◆ Given instruction: Quote the whole listing verbatim.

───

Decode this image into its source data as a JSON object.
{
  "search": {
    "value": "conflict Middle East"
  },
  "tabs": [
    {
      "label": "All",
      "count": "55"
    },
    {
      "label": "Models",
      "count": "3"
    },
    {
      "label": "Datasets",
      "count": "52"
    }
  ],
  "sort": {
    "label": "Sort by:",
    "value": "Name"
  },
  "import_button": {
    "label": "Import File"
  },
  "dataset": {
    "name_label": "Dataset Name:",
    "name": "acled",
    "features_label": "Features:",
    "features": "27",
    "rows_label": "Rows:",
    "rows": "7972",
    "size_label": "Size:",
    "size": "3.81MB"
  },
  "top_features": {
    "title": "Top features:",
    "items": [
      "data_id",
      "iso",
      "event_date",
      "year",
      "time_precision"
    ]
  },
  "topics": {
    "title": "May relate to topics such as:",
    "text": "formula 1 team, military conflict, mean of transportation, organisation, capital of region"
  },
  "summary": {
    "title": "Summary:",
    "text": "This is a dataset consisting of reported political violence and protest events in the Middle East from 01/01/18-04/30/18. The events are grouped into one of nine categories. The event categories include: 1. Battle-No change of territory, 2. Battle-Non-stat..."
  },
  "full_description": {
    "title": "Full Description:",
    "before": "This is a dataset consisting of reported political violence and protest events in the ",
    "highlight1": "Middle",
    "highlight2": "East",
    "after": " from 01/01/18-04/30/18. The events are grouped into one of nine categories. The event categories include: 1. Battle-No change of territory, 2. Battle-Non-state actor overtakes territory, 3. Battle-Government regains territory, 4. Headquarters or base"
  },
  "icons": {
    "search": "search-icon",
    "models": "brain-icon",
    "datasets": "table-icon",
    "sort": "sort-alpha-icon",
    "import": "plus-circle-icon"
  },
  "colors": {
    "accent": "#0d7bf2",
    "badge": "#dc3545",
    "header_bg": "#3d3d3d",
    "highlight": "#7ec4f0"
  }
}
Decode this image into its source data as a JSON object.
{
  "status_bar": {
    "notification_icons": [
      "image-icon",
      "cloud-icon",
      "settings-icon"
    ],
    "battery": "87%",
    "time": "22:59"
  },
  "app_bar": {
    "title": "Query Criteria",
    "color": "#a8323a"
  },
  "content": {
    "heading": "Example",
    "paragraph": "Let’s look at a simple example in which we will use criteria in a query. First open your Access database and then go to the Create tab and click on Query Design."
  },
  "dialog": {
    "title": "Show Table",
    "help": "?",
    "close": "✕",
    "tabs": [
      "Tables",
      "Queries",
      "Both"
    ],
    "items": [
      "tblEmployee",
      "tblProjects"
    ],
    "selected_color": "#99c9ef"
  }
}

───

◆ Task solution:
Decode this image into its source data as a JSON object.
{
  "search": {
    "value": "conflict Middle East"
  },
  "tabs": [
    {
      "label": "All",
      "count": "55"
    },
    {
      "label": "Models",
      "count": "3"
    },
    {
      "label": "Datasets",
      "count": "52"
    }
  ],
  "sort": {
    "label": "Sort by:",
    "value": "Name"
  },
  "import_button": {
    "label": "Import File"
  },
  "dataset": {
    "name_label": "Dataset Name:",
    "name": "acled",
    "features_label": "Features:",
    "features": "27",
    "rows_label": "Rows:",
    "rows": "7972",
    "size_label": "Size:",
    "size": "3.81MB"
  },
  "top_features": {
    "title": "Top features:",
    "items": [
      "data_id",
      "iso",
      "event_date",
      "year",
      "time_precision"
    ]
  },
  "topics": {
    "title": "May relate to topics such as:",
    "text": "formula 1 team, military conflict, mean of transportation, organisation, capital of region"
  },
  "summary": {
    "title": "Summary:",
    "text": "This is a dataset consisting of reported political violence and protest events in the Middle East from 01/01/18-04/30/18. The events are grouped into one of nine categories. The event categories include: 1. Battle-No change of territory, 2. Battle-Non-stat..."
  },
  "full_description": {
    "title": "Full Description:",
    "before": "This is a dataset consisting of reported political violence and protest events in the ",
    "highlight1": "Middle",
    "highlight2": "East",
    "after": " from 01/01/18-04/30/18. The events are grouped into one of nine categories. The event categories include: 1. Battle-No change of territory, 2. Battle-Non-state actor overtakes territory, 3. Battle-Government regains territory, 4. Headquarters or base"
  },
  "icons": {
    "search": "search-icon",
    "models": "brain-icon",
    "datasets": "table-icon",
    "sort": "sort-alpha-icon",
    "import": "plus-circle-icon"
  },
  "colors": {
    "accent": "#0d7bf2",
    "badge": "#dc3545",
    "header_bg": "#3d3d3d",
    "highlight": "#7ec4f0"
  }
}
Decode this image into its source data as a JSON object.
{
  "status_bar": {
    "notification_icons": [
      "image-icon",
      "cloud-icon",
      "settings-icon"
    ],
    "battery": "87%",
    "time": "22:59"
  },
  "app_bar": {
    "title": "Query Criteria",
    "color": "#a8323a"
  },
  "content": {
    "heading": "Example",
    "paragraph": "Let’s look at a simple example in which we will use criteria in a query. First open your Access database and then go to the Create tab and click on Query Design."
  },
  "dialog": {
    "title": "Show Table",
    "help": "?",
    "close": "✕",
    "tabs": [
      "Tables",
      "Queries",
      "Both"
    ],
    "items": [
      "tblEmployee",
      "tblProjects"
    ],
    "selected_color": "#99c9ef"
  }
}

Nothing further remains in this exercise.